** Start DATASET EXCERPTS **
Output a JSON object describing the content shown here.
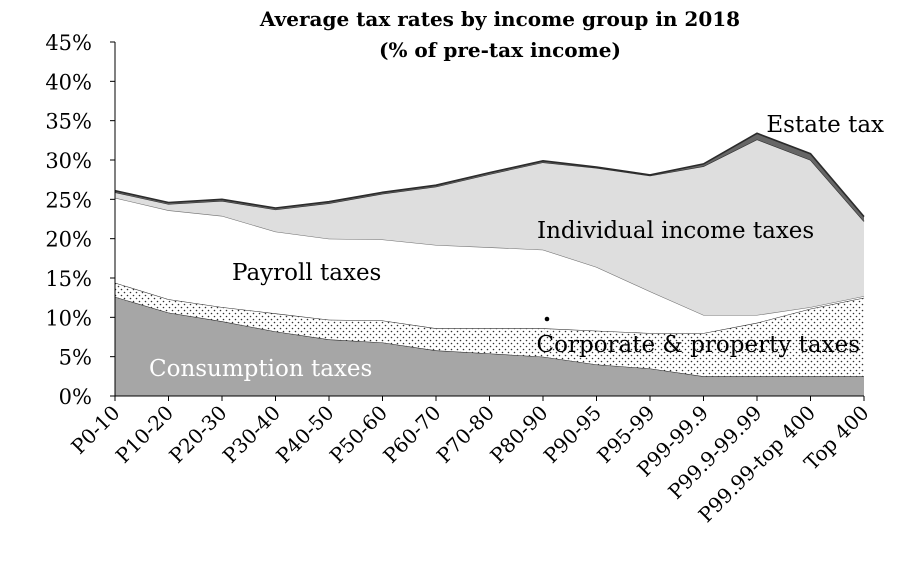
{
  "chart_data": {
    "type": "area",
    "stacked": true,
    "title": "Average tax rates by income group in 2018",
    "subtitle": "(% of pre-tax income)",
    "xlabel": "",
    "ylabel": "",
    "ylim": [
      0,
      45
    ],
    "y_ticks": [
      "0%",
      "5%",
      "10%",
      "15%",
      "20%",
      "25%",
      "30%",
      "35%",
      "40%",
      "45%"
    ],
    "categories": [
      "P0-10",
      "P10-20",
      "P20-30",
      "P30-40",
      "P40-50",
      "P50-60",
      "P60-70",
      "P70-80",
      "P80-90",
      "P90-95",
      "P95-99",
      "P99-99.9",
      "P99.9-99.99",
      "P99.99-top 400",
      "Top 400"
    ],
    "grid": false,
    "legend": "none",
    "series": [
      {
        "name": "Consumption taxes",
        "color": "#a6a6a6",
        "values": [
          12.6,
          10.6,
          9.5,
          8.2,
          7.2,
          6.8,
          5.8,
          5.4,
          5.0,
          4.0,
          3.5,
          2.5,
          2.5,
          2.5,
          2.5
        ]
      },
      {
        "name": "Corporate & property taxes",
        "color": "#ffffff",
        "pattern": "dots",
        "values": [
          1.8,
          1.7,
          1.8,
          2.3,
          2.5,
          2.8,
          2.8,
          3.2,
          3.6,
          4.3,
          4.5,
          5.5,
          6.8,
          8.6,
          10.0
        ]
      },
      {
        "name": "Payroll taxes",
        "color": "#ffffff",
        "values": [
          10.8,
          11.3,
          11.6,
          10.4,
          10.3,
          10.3,
          10.6,
          10.3,
          10.0,
          8.1,
          5.3,
          2.3,
          1.0,
          0.2,
          0.2
        ]
      },
      {
        "name": "Individual income taxes",
        "color": "#dedede",
        "values": [
          0.7,
          0.8,
          1.9,
          2.8,
          4.5,
          5.8,
          7.4,
          9.3,
          11.1,
          12.6,
          14.7,
          18.9,
          22.3,
          18.7,
          9.5
        ]
      },
      {
        "name": "Estate tax",
        "color": "#666666",
        "values": [
          0.2,
          0.2,
          0.2,
          0.2,
          0.2,
          0.2,
          0.2,
          0.2,
          0.2,
          0.1,
          0.1,
          0.3,
          0.8,
          0.8,
          0.6
        ]
      }
    ],
    "annotations": [
      "Estate tax",
      "Individual income taxes",
      "Payroll taxes",
      "Corporate & property taxes",
      "Consumption taxes"
    ]
  }
}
** End DATASET EXCERPTS **
INSTRUCTION: Strip out the images, then output the records above word for word.

IN RESPONSE:
Output a JSON object describing the content shown here.
{
  "chart_data": {
    "type": "area",
    "stacked": true,
    "title": "Average tax rates by income group in 2018",
    "subtitle": "(% of pre-tax income)",
    "xlabel": "",
    "ylabel": "",
    "ylim": [
      0,
      45
    ],
    "y_ticks": [
      "0%",
      "5%",
      "10%",
      "15%",
      "20%",
      "25%",
      "30%",
      "35%",
      "40%",
      "45%"
    ],
    "categories": [
      "P0-10",
      "P10-20",
      "P20-30",
      "P30-40",
      "P40-50",
      "P50-60",
      "P60-70",
      "P70-80",
      "P80-90",
      "P90-95",
      "P95-99",
      "P99-99.9",
      "P99.9-99.99",
      "P99.99-top 400",
      "Top 400"
    ],
    "grid": false,
    "legend": "none",
    "series": [
      {
        "name": "Consumption taxes",
        "color": "#a6a6a6",
        "values": [
          12.6,
          10.6,
          9.5,
          8.2,
          7.2,
          6.8,
          5.8,
          5.4,
          5.0,
          4.0,
          3.5,
          2.5,
          2.5,
          2.5,
          2.5
        ]
      },
      {
        "name": "Corporate & property taxes",
        "color": "#ffffff",
        "pattern": "dots",
        "values": [
          1.8,
          1.7,
          1.8,
          2.3,
          2.5,
          2.8,
          2.8,
          3.2,
          3.6,
          4.3,
          4.5,
          5.5,
          6.8,
          8.6,
          10.0
        ]
      },
      {
        "name": "Payroll taxes",
        "color": "#ffffff",
        "values": [
          10.8,
          11.3,
          11.6,
          10.4,
          10.3,
          10.3,
          10.6,
          10.3,
          10.0,
          8.1,
          5.3,
          2.3,
          1.0,
          0.2,
          0.2
        ]
      },
      {
        "name": "Individual income taxes",
        "color": "#dedede",
        "values": [
          0.7,
          0.8,
          1.9,
          2.8,
          4.5,
          5.8,
          7.4,
          9.3,
          11.1,
          12.6,
          14.7,
          18.9,
          22.3,
          18.7,
          9.5
        ]
      },
      {
        "name": "Estate tax",
        "color": "#666666",
        "values": [
          0.2,
          0.2,
          0.2,
          0.2,
          0.2,
          0.2,
          0.2,
          0.2,
          0.2,
          0.1,
          0.1,
          0.3,
          0.8,
          0.8,
          0.6
        ]
      }
    ],
    "annotations": [
      "Estate tax",
      "Individual income taxes",
      "Payroll taxes",
      "Corporate & property taxes",
      "Consumption taxes"
    ]
  }
}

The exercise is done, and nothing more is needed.